• _What needs to be done_
Go through the material below, count the lines with the word "аварии", and reply with the count alone.

• _Given records_

** START **

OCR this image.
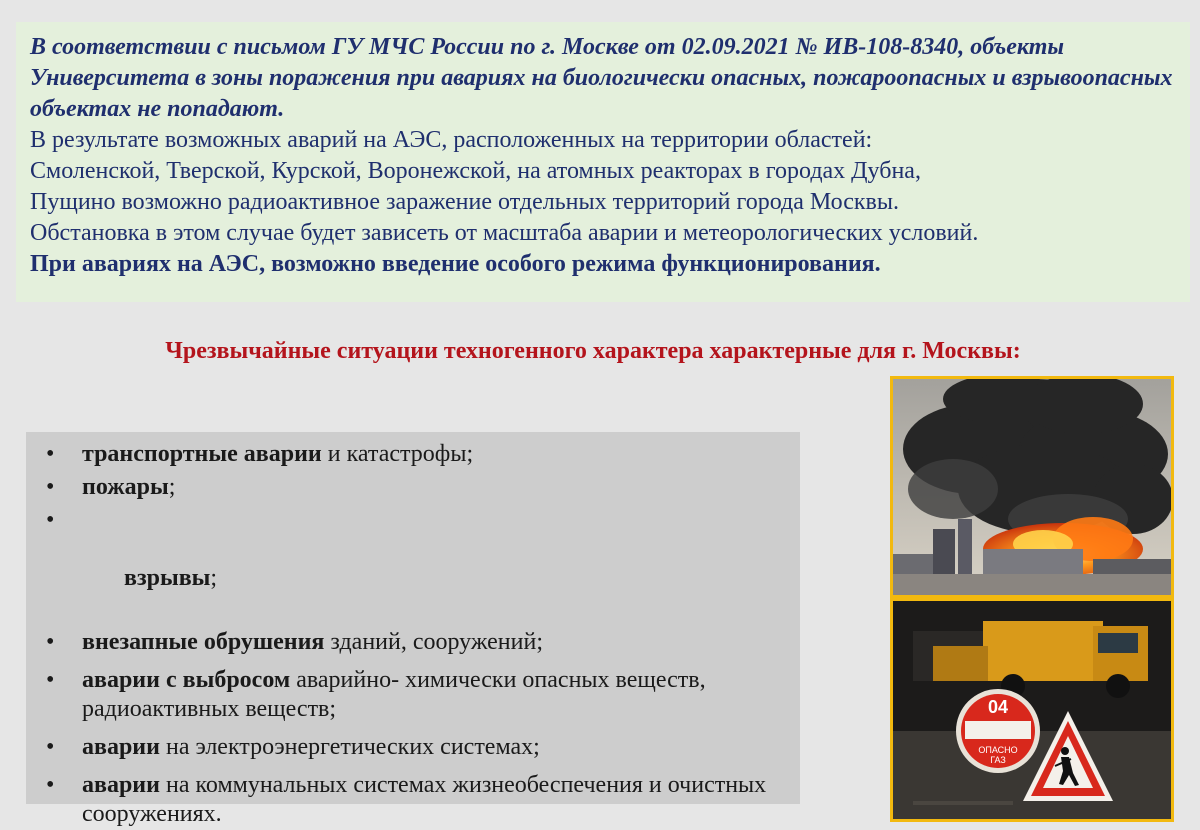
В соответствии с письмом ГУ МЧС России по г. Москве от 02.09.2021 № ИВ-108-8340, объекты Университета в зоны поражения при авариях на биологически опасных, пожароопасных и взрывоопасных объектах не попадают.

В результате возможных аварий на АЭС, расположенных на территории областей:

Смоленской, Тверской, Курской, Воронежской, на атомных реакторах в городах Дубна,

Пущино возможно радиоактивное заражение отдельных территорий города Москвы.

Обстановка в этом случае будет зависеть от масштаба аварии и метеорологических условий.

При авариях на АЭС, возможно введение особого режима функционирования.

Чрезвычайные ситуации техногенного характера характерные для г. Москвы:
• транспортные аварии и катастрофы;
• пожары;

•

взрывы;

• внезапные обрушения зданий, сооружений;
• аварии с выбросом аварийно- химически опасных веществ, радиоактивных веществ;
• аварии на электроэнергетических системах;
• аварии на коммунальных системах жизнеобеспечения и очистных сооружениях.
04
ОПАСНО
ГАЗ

** END **

• _Written solution_
5